* [Problem to solve] Write the material out again exactly.

================

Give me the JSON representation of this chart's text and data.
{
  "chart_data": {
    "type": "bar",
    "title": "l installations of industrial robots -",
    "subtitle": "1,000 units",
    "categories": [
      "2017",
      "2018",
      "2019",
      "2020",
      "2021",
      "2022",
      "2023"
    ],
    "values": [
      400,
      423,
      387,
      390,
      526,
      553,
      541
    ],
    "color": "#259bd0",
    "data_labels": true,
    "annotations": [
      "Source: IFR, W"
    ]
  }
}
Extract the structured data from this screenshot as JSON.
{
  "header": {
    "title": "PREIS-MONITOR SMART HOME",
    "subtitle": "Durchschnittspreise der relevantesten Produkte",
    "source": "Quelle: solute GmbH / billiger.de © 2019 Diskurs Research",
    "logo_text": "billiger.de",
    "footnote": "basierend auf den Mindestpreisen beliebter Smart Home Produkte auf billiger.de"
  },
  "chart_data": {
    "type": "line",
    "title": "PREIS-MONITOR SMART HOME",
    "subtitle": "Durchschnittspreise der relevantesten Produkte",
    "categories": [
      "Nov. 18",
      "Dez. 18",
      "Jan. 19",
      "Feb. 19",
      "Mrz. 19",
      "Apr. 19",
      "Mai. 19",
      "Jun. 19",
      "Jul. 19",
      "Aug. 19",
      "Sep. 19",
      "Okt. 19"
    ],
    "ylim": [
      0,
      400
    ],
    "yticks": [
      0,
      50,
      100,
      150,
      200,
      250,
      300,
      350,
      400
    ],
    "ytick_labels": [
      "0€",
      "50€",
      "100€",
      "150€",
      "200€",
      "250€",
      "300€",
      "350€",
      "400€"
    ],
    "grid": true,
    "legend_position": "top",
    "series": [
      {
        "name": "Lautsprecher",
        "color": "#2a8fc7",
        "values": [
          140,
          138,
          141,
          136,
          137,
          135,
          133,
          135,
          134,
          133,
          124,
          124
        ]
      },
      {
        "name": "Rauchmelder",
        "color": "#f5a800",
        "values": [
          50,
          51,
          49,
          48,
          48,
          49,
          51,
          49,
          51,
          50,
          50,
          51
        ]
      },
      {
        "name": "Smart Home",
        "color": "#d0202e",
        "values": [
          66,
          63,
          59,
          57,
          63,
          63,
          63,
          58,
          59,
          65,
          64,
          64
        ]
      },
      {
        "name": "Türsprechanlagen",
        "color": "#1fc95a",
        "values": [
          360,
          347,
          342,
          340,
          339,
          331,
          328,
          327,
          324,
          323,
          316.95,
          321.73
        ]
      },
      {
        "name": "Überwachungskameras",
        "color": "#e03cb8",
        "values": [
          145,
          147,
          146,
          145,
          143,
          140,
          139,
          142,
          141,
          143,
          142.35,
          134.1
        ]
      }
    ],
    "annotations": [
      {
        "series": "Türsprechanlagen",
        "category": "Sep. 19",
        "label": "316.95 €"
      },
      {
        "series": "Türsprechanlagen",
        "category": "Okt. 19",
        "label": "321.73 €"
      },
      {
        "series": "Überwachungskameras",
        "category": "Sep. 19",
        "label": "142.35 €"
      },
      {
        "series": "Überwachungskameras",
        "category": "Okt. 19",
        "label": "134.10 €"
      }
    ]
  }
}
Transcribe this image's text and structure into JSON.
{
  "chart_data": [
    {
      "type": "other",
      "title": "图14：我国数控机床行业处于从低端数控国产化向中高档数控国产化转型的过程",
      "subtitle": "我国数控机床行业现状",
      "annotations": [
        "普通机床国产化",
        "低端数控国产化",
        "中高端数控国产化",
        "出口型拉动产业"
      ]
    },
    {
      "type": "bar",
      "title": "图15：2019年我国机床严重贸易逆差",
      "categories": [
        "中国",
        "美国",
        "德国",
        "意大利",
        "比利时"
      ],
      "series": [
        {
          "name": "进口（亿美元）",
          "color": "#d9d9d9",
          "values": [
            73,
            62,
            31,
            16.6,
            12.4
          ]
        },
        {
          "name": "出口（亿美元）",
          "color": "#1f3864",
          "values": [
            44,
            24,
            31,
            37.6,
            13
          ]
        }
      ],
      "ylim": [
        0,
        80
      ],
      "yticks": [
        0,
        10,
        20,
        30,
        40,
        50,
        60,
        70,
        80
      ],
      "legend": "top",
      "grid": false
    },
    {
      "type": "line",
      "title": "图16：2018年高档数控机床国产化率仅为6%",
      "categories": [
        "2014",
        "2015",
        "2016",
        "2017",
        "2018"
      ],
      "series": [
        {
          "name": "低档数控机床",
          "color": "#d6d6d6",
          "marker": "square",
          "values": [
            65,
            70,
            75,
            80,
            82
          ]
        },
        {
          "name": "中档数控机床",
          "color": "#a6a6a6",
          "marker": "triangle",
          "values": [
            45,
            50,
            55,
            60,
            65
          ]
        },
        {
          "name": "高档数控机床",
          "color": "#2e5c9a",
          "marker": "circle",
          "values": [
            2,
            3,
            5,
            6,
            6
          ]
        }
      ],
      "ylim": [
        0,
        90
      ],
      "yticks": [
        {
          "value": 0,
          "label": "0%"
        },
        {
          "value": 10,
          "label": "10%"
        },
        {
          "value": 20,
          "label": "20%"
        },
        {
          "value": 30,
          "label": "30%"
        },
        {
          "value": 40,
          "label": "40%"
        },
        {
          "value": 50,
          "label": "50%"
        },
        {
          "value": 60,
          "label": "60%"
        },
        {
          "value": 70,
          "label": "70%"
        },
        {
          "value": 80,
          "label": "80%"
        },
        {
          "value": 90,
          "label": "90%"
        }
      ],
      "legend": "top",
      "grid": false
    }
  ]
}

================

* [Final answer]
Give me the JSON representation of this chart's text and data.
{
  "chart_data": {
    "type": "bar",
    "title": "l installations of industrial robots -",
    "subtitle": "1,000 units",
    "categories": [
      "2017",
      "2018",
      "2019",
      "2020",
      "2021",
      "2022",
      "2023"
    ],
    "values": [
      400,
      423,
      387,
      390,
      526,
      553,
      541
    ],
    "color": "#259bd0",
    "data_labels": true,
    "annotations": [
      "Source: IFR, W"
    ]
  }
}
Extract the structured data from this screenshot as JSON.
{
  "header": {
    "title": "PREIS-MONITOR SMART HOME",
    "subtitle": "Durchschnittspreise der relevantesten Produkte",
    "source": "Quelle: solute GmbH / billiger.de © 2019 Diskurs Research",
    "logo_text": "billiger.de",
    "footnote": "basierend auf den Mindestpreisen beliebter Smart Home Produkte auf billiger.de"
  },
  "chart_data": {
    "type": "line",
    "title": "PREIS-MONITOR SMART HOME",
    "subtitle": "Durchschnittspreise der relevantesten Produkte",
    "categories": [
      "Nov. 18",
      "Dez. 18",
      "Jan. 19",
      "Feb. 19",
      "Mrz. 19",
      "Apr. 19",
      "Mai. 19",
      "Jun. 19",
      "Jul. 19",
      "Aug. 19",
      "Sep. 19",
      "Okt. 19"
    ],
    "ylim": [
      0,
      400
    ],
    "yticks": [
      0,
      50,
      100,
      150,
      200,
      250,
      300,
      350,
      400
    ],
    "ytick_labels": [
      "0€",
      "50€",
      "100€",
      "150€",
      "200€",
      "250€",
      "300€",
      "350€",
      "400€"
    ],
    "grid": true,
    "legend_position": "top",
    "series": [
      {
        "name": "Lautsprecher",
        "color": "#2a8fc7",
        "values": [
          140,
          138,
          141,
          136,
          137,
          135,
          133,
          135,
          134,
          133,
          124,
          124
        ]
      },
      {
        "name": "Rauchmelder",
        "color": "#f5a800",
        "values": [
          50,
          51,
          49,
          48,
          48,
          49,
          51,
          49,
          51,
          50,
          50,
          51
        ]
      },
      {
        "name": "Smart Home",
        "color": "#d0202e",
        "values": [
          66,
          63,
          59,
          57,
          63,
          63,
          63,
          58,
          59,
          65,
          64,
          64
        ]
      },
      {
        "name": "Türsprechanlagen",
        "color": "#1fc95a",
        "values": [
          360,
          347,
          342,
          340,
          339,
          331,
          328,
          327,
          324,
          323,
          316.95,
          321.73
        ]
      },
      {
        "name": "Überwachungskameras",
        "color": "#e03cb8",
        "values": [
          145,
          147,
          146,
          145,
          143,
          140,
          139,
          142,
          141,
          143,
          142.35,
          134.1
        ]
      }
    ],
    "annotations": [
      {
        "series": "Türsprechanlagen",
        "category": "Sep. 19",
        "label": "316.95 €"
      },
      {
        "series": "Türsprechanlagen",
        "category": "Okt. 19",
        "label": "321.73 €"
      },
      {
        "series": "Überwachungskameras",
        "category": "Sep. 19",
        "label": "142.35 €"
      },
      {
        "series": "Überwachungskameras",
        "category": "Okt. 19",
        "label": "134.10 €"
      }
    ]
  }
}
Transcribe this image's text and structure into JSON.
{
  "chart_data": [
    {
      "type": "other",
      "title": "图14：我国数控机床行业处于从低端数控国产化向中高档数控国产化转型的过程",
      "subtitle": "我国数控机床行业现状",
      "annotations": [
        "普通机床国产化",
        "低端数控国产化",
        "中高端数控国产化",
        "出口型拉动产业"
      ]
    },
    {
      "type": "bar",
      "title": "图15：2019年我国机床严重贸易逆差",
      "categories": [
        "中国",
        "美国",
        "德国",
        "意大利",
        "比利时"
      ],
      "series": [
        {
          "name": "进口（亿美元）",
          "color": "#d9d9d9",
          "values": [
            73,
            62,
            31,
            16.6,
            12.4
          ]
        },
        {
          "name": "出口（亿美元）",
          "color": "#1f3864",
          "values": [
            44,
            24,
            31,
            37.6,
            13
          ]
        }
      ],
      "ylim": [
        0,
        80
      ],
      "yticks": [
        0,
        10,
        20,
        30,
        40,
        50,
        60,
        70,
        80
      ],
      "legend": "top",
      "grid": false
    },
    {
      "type": "line",
      "title": "图16：2018年高档数控机床国产化率仅为6%",
      "categories": [
        "2014",
        "2015",
        "2016",
        "2017",
        "2018"
      ],
      "series": [
        {
          "name": "低档数控机床",
          "color": "#d6d6d6",
          "marker": "square",
          "values": [
            65,
            70,
            75,
            80,
            82
          ]
        },
        {
          "name": "中档数控机床",
          "color": "#a6a6a6",
          "marker": "triangle",
          "values": [
            45,
            50,
            55,
            60,
            65
          ]
        },
        {
          "name": "高档数控机床",
          "color": "#2e5c9a",
          "marker": "circle",
          "values": [
            2,
            3,
            5,
            6,
            6
          ]
        }
      ],
      "ylim": [
        0,
        90
      ],
      "yticks": [
        {
          "value": 0,
          "label": "0%"
        },
        {
          "value": 10,
          "label": "10%"
        },
        {
          "value": 20,
          "label": "20%"
        },
        {
          "value": 30,
          "label": "30%"
        },
        {
          "value": 40,
          "label": "40%"
        },
        {
          "value": 50,
          "label": "50%"
        },
        {
          "value": 60,
          "label": "60%"
        },
        {
          "value": 70,
          "label": "70%"
        },
        {
          "value": 80,
          "label": "80%"
        },
        {
          "value": 90,
          "label": "90%"
        }
      ],
      "legend": "top",
      "grid": false
    }
  ]
}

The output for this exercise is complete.